* [Supplied entries]
● ● ● ●
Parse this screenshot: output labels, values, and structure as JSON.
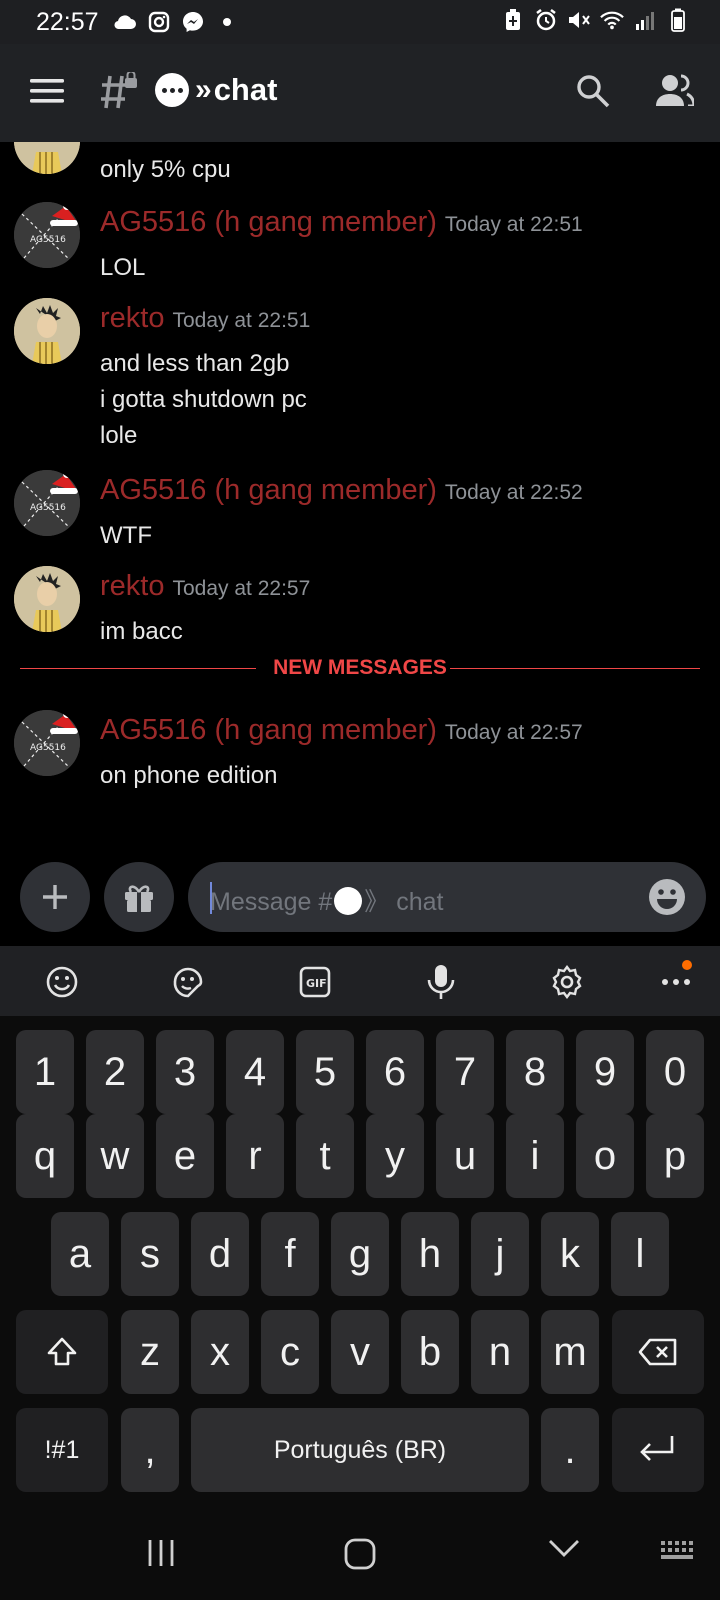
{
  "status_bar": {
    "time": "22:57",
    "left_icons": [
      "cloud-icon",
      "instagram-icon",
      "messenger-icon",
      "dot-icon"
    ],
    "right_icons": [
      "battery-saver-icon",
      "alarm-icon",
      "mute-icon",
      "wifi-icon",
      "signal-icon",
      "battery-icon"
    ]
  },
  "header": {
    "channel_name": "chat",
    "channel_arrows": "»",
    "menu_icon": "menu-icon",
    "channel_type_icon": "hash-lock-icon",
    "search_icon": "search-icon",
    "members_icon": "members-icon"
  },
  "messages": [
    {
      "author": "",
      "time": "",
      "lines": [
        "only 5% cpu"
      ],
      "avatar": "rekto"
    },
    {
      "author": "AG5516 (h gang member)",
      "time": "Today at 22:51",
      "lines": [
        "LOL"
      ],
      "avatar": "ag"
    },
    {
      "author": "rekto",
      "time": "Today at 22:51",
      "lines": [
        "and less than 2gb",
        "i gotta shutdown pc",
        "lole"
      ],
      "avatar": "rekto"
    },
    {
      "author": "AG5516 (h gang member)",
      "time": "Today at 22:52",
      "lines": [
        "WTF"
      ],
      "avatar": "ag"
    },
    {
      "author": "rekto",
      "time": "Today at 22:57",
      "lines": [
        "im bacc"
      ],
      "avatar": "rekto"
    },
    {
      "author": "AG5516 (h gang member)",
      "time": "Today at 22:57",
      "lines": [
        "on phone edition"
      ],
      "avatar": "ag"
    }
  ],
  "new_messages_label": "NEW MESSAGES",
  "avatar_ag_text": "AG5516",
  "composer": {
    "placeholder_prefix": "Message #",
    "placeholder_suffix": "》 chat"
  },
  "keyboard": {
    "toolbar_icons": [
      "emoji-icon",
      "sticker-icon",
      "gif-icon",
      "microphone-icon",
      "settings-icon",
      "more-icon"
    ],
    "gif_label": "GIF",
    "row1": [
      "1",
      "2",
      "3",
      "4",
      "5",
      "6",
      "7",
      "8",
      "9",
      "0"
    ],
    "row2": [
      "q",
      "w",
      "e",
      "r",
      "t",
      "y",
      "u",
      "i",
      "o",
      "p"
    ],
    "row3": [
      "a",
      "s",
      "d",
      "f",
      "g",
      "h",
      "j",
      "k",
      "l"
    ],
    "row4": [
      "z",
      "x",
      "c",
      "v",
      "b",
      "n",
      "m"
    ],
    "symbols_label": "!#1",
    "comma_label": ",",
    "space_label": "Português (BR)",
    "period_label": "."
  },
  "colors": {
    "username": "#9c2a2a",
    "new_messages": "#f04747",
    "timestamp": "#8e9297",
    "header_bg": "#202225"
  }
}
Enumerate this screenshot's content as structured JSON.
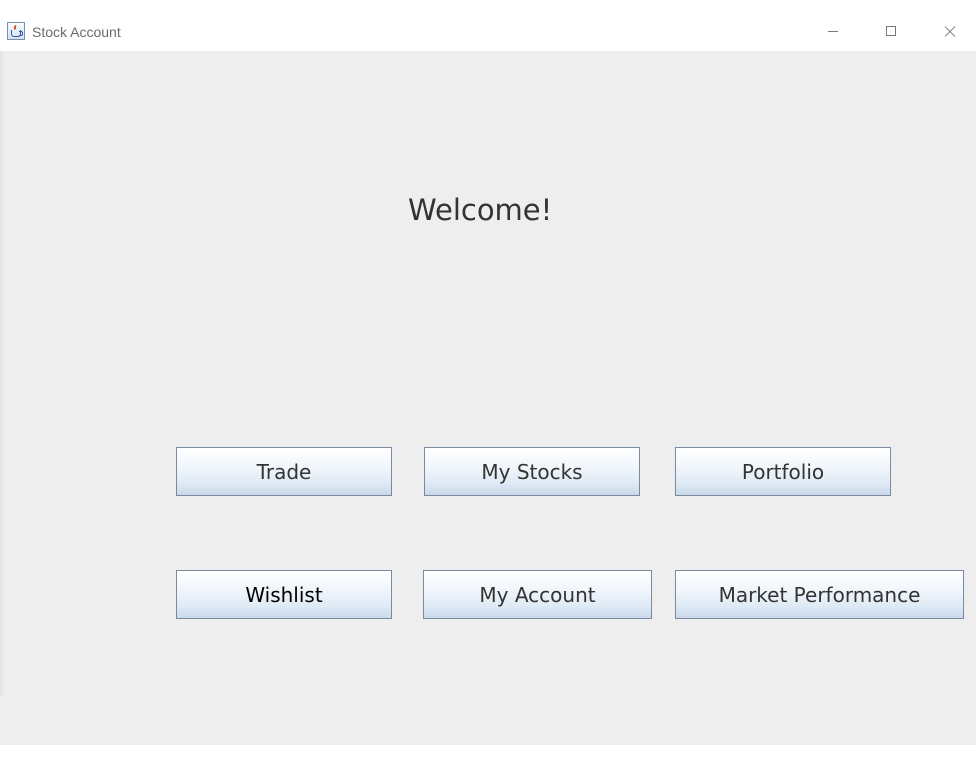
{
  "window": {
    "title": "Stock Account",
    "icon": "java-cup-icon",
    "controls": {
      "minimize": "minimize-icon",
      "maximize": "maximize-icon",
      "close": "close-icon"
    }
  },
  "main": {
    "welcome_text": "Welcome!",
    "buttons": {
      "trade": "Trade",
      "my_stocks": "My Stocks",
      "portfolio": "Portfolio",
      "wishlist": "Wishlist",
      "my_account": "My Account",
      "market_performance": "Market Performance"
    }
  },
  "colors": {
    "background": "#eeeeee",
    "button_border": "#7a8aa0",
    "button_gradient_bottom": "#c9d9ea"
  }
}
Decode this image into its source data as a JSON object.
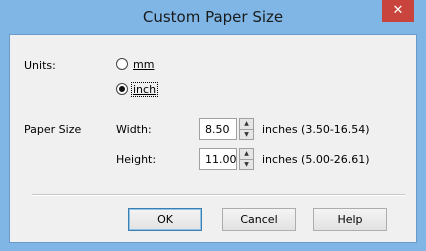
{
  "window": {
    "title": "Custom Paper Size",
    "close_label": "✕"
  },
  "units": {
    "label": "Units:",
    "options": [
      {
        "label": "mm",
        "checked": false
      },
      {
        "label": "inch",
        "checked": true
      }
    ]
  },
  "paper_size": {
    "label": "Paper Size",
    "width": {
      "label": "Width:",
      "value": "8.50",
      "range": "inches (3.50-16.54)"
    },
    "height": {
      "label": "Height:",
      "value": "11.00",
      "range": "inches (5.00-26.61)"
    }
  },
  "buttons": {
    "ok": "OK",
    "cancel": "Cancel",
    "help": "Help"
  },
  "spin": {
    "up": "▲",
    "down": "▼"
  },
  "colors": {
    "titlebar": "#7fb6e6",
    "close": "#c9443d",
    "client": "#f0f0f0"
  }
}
● ● ● ●
* [Written exercise] Using the listing above, copy exactly the lines from the one that contains "Decode this image" through its last line, both included, but not the pictures.

* [Correct result]
Decode this image into its source data as a JSON object.
{
  "window": {
    "title": "Custom Paper Size",
    "close_label": "✕"
  },
  "units": {
    "label": "Units:",
    "options": [
      {
        "label": "mm",
        "checked": false
      },
      {
        "label": "inch",
        "checked": true
      }
    ]
  },
  "paper_size": {
    "label": "Paper Size",
    "width": {
      "label": "Width:",
      "value": "8.50",
      "range": "inches (3.50-16.54)"
    },
    "height": {
      "label": "Height:",
      "value": "11.00",
      "range": "inches (5.00-26.61)"
    }
  },
  "buttons": {
    "ok": "OK",
    "cancel": "Cancel",
    "help": "Help"
  },
  "spin": {
    "up": "▲",
    "down": "▼"
  },
  "colors": {
    "titlebar": "#7fb6e6",
    "close": "#c9443d",
    "client": "#f0f0f0"
  }
}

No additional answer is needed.